Edit the material below so that every "Reaction Check Bot" becomes "Reminder Bot", leaving all other text unchanged.

-- begin Data entries --

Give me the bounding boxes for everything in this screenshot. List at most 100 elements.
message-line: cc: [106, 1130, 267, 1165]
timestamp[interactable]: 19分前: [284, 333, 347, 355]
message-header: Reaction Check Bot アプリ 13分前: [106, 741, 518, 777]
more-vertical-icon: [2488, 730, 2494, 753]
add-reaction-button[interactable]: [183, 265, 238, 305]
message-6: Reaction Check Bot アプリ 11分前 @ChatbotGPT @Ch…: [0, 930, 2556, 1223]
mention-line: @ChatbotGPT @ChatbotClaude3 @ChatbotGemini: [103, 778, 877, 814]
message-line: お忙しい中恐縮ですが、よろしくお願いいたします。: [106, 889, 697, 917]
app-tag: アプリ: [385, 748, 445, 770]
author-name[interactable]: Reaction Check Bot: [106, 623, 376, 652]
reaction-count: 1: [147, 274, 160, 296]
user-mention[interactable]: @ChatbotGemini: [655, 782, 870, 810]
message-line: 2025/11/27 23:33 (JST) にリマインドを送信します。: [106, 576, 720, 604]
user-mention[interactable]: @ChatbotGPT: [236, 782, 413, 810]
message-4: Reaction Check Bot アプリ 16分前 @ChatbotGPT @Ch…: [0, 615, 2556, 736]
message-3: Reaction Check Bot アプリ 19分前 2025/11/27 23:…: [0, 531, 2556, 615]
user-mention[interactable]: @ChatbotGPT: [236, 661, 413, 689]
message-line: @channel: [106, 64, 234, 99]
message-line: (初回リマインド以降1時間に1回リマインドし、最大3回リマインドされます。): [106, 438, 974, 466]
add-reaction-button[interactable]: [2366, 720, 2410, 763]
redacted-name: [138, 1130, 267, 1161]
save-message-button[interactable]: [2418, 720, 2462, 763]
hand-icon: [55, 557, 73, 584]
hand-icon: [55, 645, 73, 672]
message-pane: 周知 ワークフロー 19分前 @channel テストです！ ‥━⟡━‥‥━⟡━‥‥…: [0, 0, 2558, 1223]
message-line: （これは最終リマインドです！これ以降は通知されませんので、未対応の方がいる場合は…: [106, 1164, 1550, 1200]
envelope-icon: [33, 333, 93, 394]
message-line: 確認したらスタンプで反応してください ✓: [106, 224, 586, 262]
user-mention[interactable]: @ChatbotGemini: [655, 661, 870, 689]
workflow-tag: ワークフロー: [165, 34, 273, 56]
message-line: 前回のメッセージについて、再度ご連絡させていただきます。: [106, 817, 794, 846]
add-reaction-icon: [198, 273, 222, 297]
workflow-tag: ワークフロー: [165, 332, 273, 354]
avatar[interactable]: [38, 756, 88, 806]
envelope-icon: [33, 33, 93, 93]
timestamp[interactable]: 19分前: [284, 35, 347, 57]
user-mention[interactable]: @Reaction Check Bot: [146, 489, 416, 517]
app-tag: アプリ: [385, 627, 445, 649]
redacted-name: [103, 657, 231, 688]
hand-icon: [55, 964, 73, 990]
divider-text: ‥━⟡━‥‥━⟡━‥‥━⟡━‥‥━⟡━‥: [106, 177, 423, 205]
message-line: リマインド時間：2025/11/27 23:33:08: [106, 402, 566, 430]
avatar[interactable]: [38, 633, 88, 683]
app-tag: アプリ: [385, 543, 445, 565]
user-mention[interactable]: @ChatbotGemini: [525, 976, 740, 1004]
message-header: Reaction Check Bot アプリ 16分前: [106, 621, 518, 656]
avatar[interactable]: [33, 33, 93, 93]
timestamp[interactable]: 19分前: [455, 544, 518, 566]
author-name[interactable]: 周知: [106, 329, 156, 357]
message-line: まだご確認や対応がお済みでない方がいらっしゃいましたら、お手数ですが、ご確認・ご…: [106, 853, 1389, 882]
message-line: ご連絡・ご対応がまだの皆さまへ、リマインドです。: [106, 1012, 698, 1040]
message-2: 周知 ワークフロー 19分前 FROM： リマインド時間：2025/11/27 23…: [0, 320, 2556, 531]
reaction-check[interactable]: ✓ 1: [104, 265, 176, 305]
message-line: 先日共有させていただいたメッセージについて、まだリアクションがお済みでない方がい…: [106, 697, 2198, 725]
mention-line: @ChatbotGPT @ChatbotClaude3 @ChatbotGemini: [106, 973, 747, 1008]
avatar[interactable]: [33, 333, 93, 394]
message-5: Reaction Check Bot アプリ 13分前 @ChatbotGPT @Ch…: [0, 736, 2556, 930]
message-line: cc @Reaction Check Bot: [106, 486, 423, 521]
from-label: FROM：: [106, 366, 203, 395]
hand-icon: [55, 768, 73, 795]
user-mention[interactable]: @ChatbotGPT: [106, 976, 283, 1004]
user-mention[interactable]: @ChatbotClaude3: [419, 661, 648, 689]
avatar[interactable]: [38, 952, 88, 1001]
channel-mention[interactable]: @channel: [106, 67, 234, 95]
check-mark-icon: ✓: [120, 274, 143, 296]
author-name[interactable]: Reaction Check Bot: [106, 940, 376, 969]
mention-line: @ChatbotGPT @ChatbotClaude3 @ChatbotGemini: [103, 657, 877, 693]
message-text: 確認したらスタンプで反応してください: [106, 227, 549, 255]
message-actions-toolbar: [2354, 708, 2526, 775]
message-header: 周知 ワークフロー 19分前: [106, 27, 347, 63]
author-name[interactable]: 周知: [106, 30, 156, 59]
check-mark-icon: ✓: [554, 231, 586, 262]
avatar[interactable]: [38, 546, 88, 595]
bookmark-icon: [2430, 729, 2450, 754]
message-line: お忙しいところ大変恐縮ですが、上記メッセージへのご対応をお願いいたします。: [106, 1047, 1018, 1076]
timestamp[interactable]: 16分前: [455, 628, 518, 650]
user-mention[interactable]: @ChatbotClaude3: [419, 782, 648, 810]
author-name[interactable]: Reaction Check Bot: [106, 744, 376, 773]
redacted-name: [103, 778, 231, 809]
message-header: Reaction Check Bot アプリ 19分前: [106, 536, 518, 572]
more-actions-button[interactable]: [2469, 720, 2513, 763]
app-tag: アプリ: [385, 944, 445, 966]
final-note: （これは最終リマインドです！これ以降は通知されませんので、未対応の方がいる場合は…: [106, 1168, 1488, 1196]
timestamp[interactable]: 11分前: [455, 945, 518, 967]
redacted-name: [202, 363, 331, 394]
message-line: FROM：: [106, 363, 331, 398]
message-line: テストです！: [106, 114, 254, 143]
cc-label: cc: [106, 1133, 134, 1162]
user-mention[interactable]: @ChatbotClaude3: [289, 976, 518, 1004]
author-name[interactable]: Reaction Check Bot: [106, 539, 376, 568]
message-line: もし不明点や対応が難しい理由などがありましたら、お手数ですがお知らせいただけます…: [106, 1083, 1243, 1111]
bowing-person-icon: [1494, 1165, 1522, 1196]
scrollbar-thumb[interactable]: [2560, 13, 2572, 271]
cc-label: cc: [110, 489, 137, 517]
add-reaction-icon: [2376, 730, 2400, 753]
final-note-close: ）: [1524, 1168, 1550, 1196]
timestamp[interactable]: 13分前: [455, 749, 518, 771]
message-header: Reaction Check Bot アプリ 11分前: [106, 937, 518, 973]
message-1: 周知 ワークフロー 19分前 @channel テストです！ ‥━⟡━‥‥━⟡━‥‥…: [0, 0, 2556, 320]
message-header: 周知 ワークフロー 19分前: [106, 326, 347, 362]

-- end Data entries --

→ Output
Give me the bounding boxes for everything in this screenshot. List at most 100 elements.
message-line: cc: [106, 1130, 267, 1165]
timestamp[interactable]: 19分前: [284, 333, 347, 355]
message-header: Reminder Bot アプリ 13分前: [106, 741, 518, 777]
more-vertical-icon: [2488, 730, 2494, 753]
add-reaction-button[interactable]: [183, 265, 238, 305]
message-6: Reminder Bot アプリ 11分前 @ChatbotGPT @Ch…: [0, 930, 2556, 1223]
mention-line: @ChatbotGPT @ChatbotClaude3 @ChatbotGemini: [103, 778, 877, 814]
message-line: お忙しい中恐縮ですが、よろしくお願いいたします。: [106, 889, 697, 917]
app-tag: アプリ: [385, 748, 445, 770]
author-name[interactable]: Reminder Bot: [106, 623, 376, 652]
reaction-count: 1: [147, 274, 160, 296]
user-mention[interactable]: @ChatbotGemini: [655, 782, 870, 810]
message-line: 2025/11/27 23:33 (JST) にリマインドを送信します。: [106, 576, 720, 604]
user-mention[interactable]: @ChatbotGPT: [236, 782, 413, 810]
message-4: Reminder Bot アプリ 16分前 @ChatbotGPT @Ch…: [0, 615, 2556, 736]
message-3: Reminder Bot アプリ 19分前 2025/11/27 23:…: [0, 531, 2556, 615]
user-mention[interactable]: @ChatbotGPT: [236, 661, 413, 689]
message-line: @channel: [106, 64, 234, 99]
message-line: (初回リマインド以降1時間に1回リマインドし、最大3回リマインドされます。): [106, 438, 974, 466]
add-reaction-button[interactable]: [2366, 720, 2410, 763]
redacted-name: [138, 1130, 267, 1161]
save-message-button[interactable]: [2418, 720, 2462, 763]
hand-icon: [55, 557, 73, 584]
hand-icon: [55, 645, 73, 672]
message-pane: 周知 ワークフロー 19分前 @channel テストです！ ‥━⟡━‥‥━⟡━‥‥…: [0, 0, 2558, 1223]
message-line: （これは最終リマインドです！これ以降は通知されませんので、未対応の方がいる場合は…: [106, 1164, 1550, 1200]
envelope-icon: [33, 333, 93, 394]
message-line: 確認したらスタンプで反応してください ✓: [106, 224, 586, 262]
user-mention[interactable]: @ChatbotGemini: [655, 661, 870, 689]
workflow-tag: ワークフロー: [165, 34, 273, 56]
message-line: 前回のメッセージについて、再度ご連絡させていただきます。: [106, 817, 794, 846]
add-reaction-icon: [198, 273, 222, 297]
workflow-tag: ワークフロー: [165, 332, 273, 354]
avatar[interactable]: [38, 756, 88, 806]
envelope-icon: [33, 33, 93, 93]
timestamp[interactable]: 19分前: [284, 35, 347, 57]
user-mention[interactable]: @Reminder Bot: [146, 489, 416, 517]
app-tag: アプリ: [385, 627, 445, 649]
redacted-name: [103, 657, 231, 688]
hand-icon: [55, 964, 73, 990]
divider-text: ‥━⟡━‥‥━⟡━‥‥━⟡━‥‥━⟡━‥: [106, 177, 423, 205]
message-line: リマインド時間：2025/11/27 23:33:08: [106, 402, 566, 430]
avatar[interactable]: [38, 633, 88, 683]
app-tag: アプリ: [385, 543, 445, 565]
user-mention[interactable]: @ChatbotGemini: [525, 976, 740, 1004]
message-header: Reminder Bot アプリ 16分前: [106, 621, 518, 656]
avatar[interactable]: [33, 33, 93, 93]
timestamp[interactable]: 19分前: [455, 544, 518, 566]
author-name[interactable]: 周知: [106, 329, 156, 357]
message-line: まだご確認や対応がお済みでない方がいらっしゃいましたら、お手数ですが、ご確認・ご…: [106, 853, 1389, 882]
message-line: ご連絡・ご対応がまだの皆さまへ、リマインドです。: [106, 1012, 698, 1040]
message-2: 周知 ワークフロー 19分前 FROM： リマインド時間：2025/11/27 23…: [0, 320, 2556, 531]
reaction-check[interactable]: ✓ 1: [104, 265, 176, 305]
message-line: 先日共有させていただいたメッセージについて、まだリアクションがお済みでない方がい…: [106, 697, 2198, 725]
mention-line: @ChatbotGPT @ChatbotClaude3 @ChatbotGemini: [106, 973, 747, 1008]
avatar[interactable]: [33, 333, 93, 394]
message-5: Reminder Bot アプリ 13分前 @ChatbotGPT @Ch…: [0, 736, 2556, 930]
message-line: cc @Reminder Bot: [106, 486, 423, 521]
from-label: FROM：: [106, 366, 203, 395]
hand-icon: [55, 768, 73, 795]
user-mention[interactable]: @ChatbotGPT: [106, 976, 283, 1004]
user-mention[interactable]: @ChatbotClaude3: [419, 661, 648, 689]
avatar[interactable]: [38, 952, 88, 1001]
channel-mention[interactable]: @channel: [106, 67, 234, 95]
check-mark-icon: ✓: [120, 274, 143, 296]
author-name[interactable]: Reminder Bot: [106, 940, 376, 969]
mention-line: @ChatbotGPT @ChatbotClaude3 @ChatbotGemini: [103, 657, 877, 693]
message-text: 確認したらスタンプで反応してください: [106, 227, 549, 255]
message-actions-toolbar: [2354, 708, 2526, 775]
message-header: 周知 ワークフロー 19分前: [106, 27, 347, 63]
author-name[interactable]: 周知: [106, 30, 156, 59]
check-mark-icon: ✓: [554, 231, 586, 262]
avatar[interactable]: [38, 546, 88, 595]
bookmark-icon: [2430, 729, 2450, 754]
message-line: お忙しいところ大変恐縮ですが、上記メッセージへのご対応をお願いいたします。: [106, 1047, 1018, 1076]
timestamp[interactable]: 16分前: [455, 628, 518, 650]
user-mention[interactable]: @ChatbotClaude3: [419, 782, 648, 810]
author-name[interactable]: Reminder Bot: [106, 744, 376, 773]
redacted-name: [103, 778, 231, 809]
message-header: Reminder Bot アプリ 19分前: [106, 536, 518, 572]
more-actions-button[interactable]: [2469, 720, 2513, 763]
app-tag: アプリ: [385, 944, 445, 966]
final-note: （これは最終リマインドです！これ以降は通知されませんので、未対応の方がいる場合は…: [106, 1168, 1488, 1196]
timestamp[interactable]: 11分前: [455, 945, 518, 967]
redacted-name: [202, 363, 331, 394]
message-line: FROM：: [106, 363, 331, 398]
message-line: テストです！: [106, 114, 254, 143]
cc-label: cc: [106, 1133, 134, 1162]
user-mention[interactable]: @ChatbotClaude3: [289, 976, 518, 1004]
author-name[interactable]: Reminder Bot: [106, 539, 376, 568]
message-line: もし不明点や対応が難しい理由などがありましたら、お手数ですがお知らせいただけます…: [106, 1083, 1243, 1111]
bowing-person-icon: [1494, 1165, 1522, 1196]
scrollbar-thumb[interactable]: [2560, 13, 2572, 271]
cc-label: cc: [110, 489, 137, 517]
add-reaction-icon: [2376, 730, 2400, 753]
final-note-close: ）: [1524, 1168, 1550, 1196]
timestamp[interactable]: 13分前: [455, 749, 518, 771]
message-header: Reminder Bot アプリ 11分前: [106, 937, 518, 973]
message-1: 周知 ワークフロー 19分前 @channel テストです！ ‥━⟡━‥‥━⟡━‥‥…: [0, 0, 2556, 320]
message-header: 周知 ワークフロー 19分前: [106, 326, 347, 362]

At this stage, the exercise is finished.